### Records shown
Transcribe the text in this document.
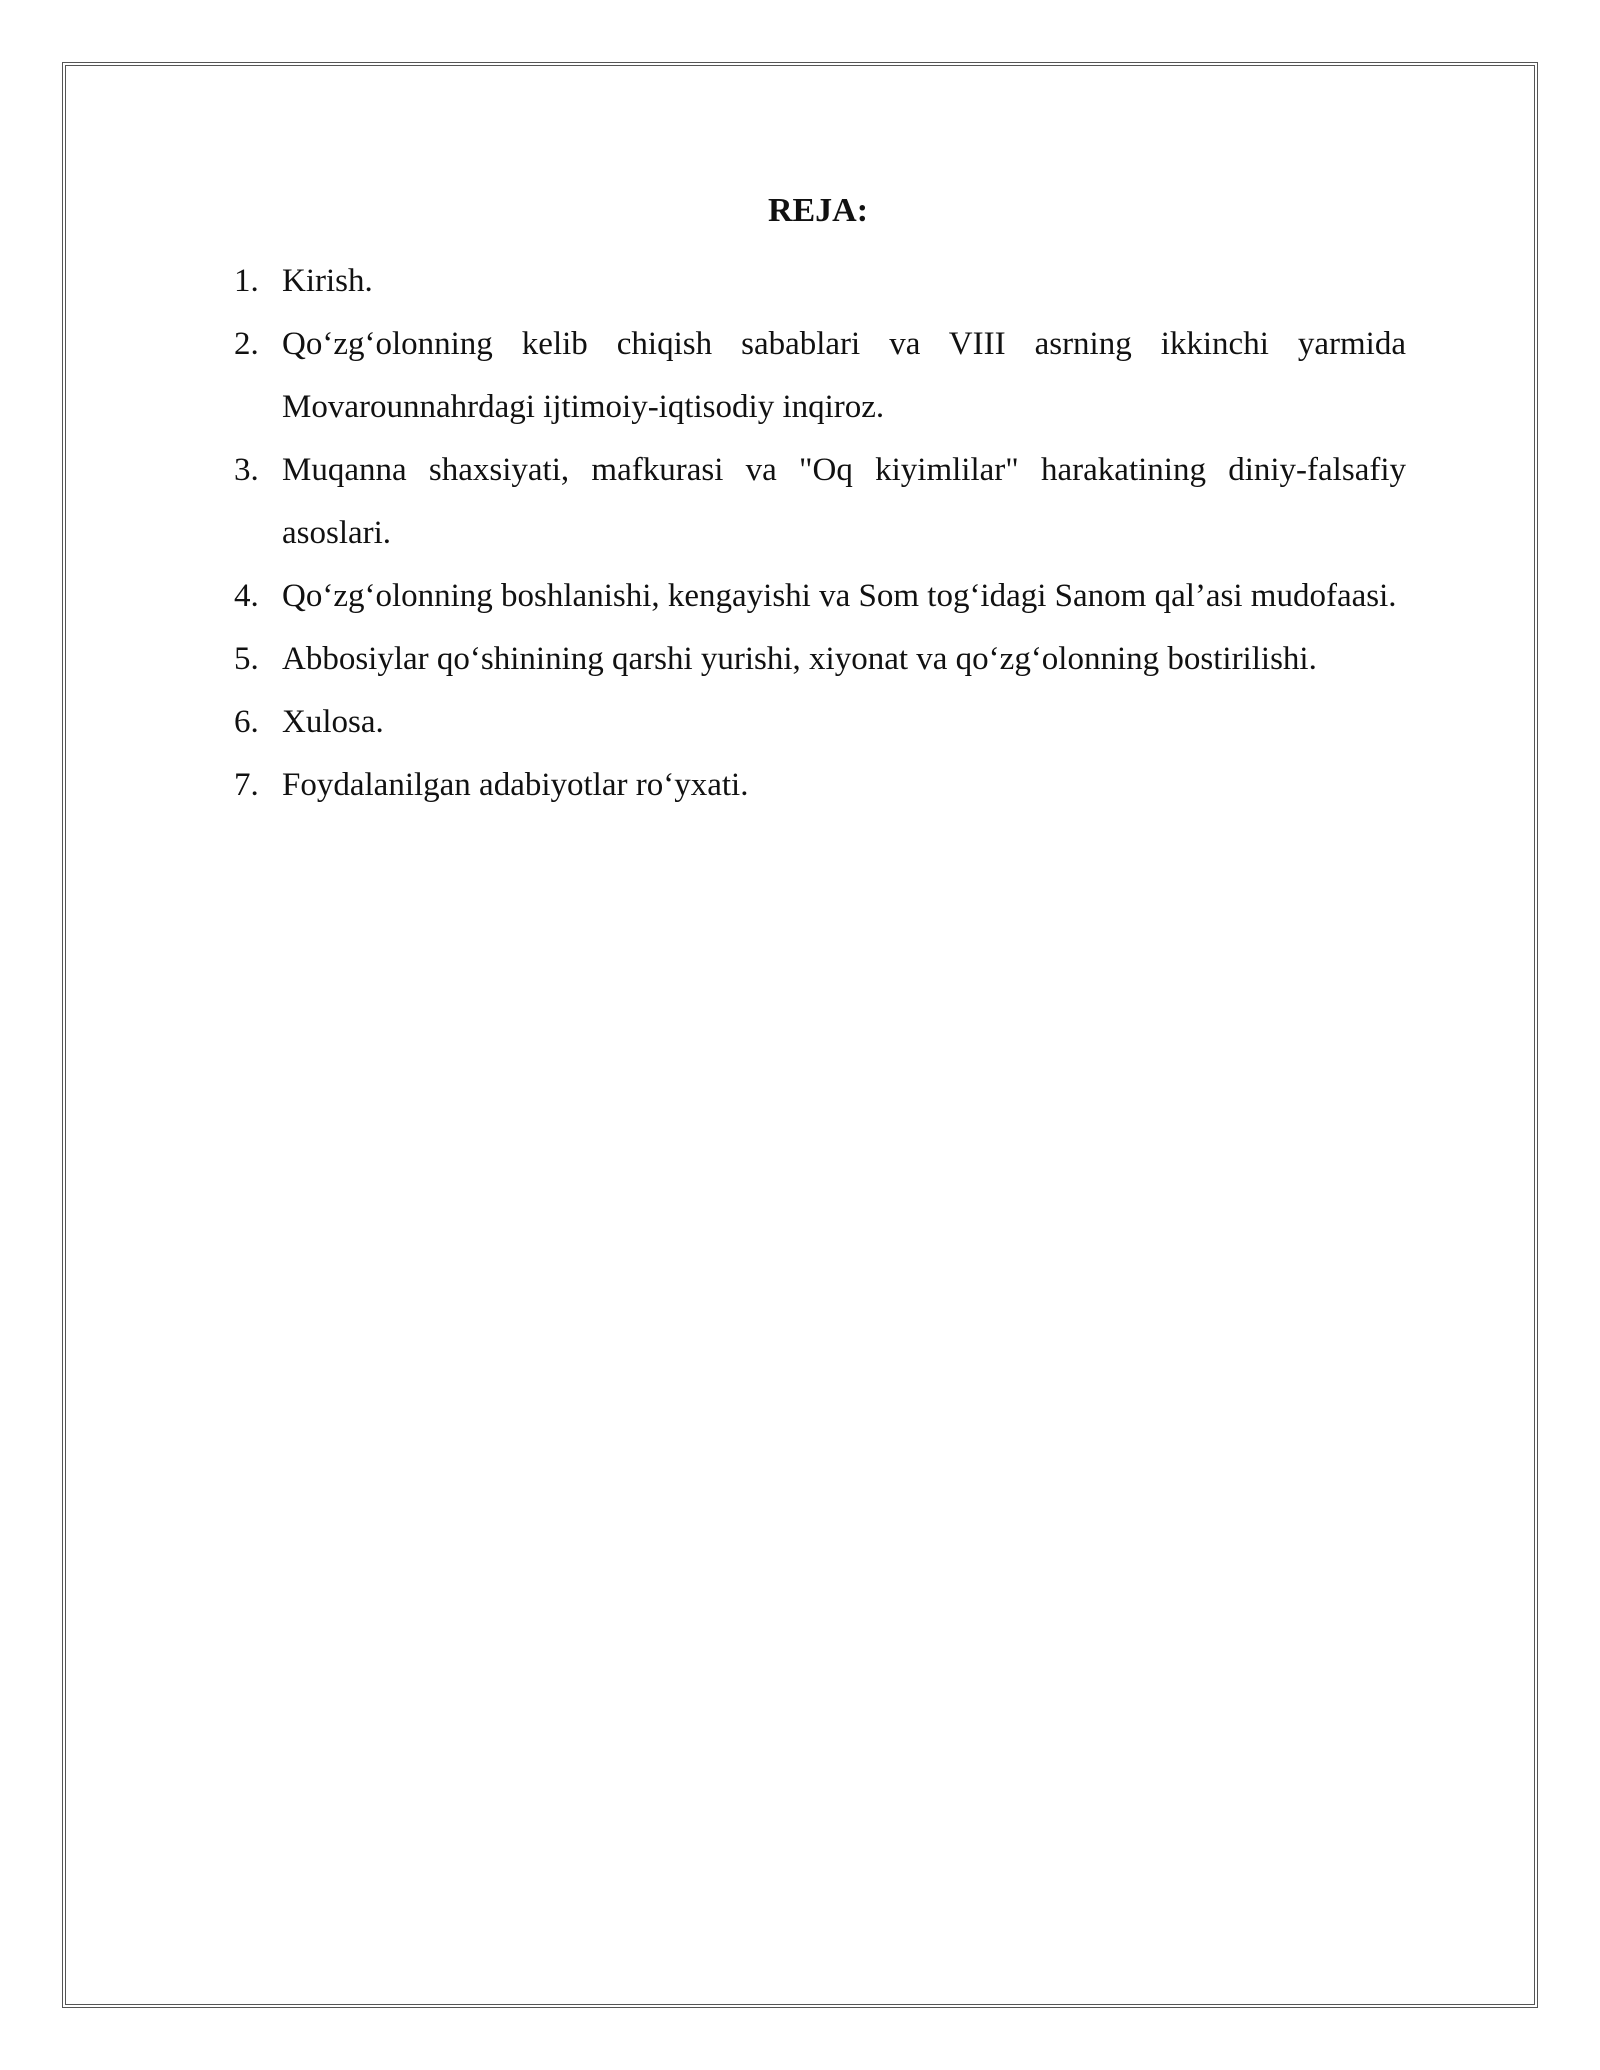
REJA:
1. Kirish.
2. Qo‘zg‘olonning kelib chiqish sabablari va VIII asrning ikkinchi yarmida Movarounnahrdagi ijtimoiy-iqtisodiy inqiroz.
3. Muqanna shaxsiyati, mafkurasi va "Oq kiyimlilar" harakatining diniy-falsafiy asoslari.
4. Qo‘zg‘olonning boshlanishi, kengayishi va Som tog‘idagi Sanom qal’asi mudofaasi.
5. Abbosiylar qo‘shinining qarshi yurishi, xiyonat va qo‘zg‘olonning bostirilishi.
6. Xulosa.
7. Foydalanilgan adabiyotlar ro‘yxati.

### Task requirements
Show every line from the entries above in which "olonning" appears.

### Full answer
2. Qo‘zg‘olonning kelib chiqish sabablari va VIII asrning ikkinchi yarmida Movarounnahrdagi ijtimoiy-iqtisodiy inqiroz.
4. Qo‘zg‘olonning boshlanishi, kengayishi va Som tog‘idagi Sanom qal’asi mudofaasi.
5. Abbosiylar qo‘shinining qarshi yurishi, xiyonat va qo‘zg‘olonning bostirilishi.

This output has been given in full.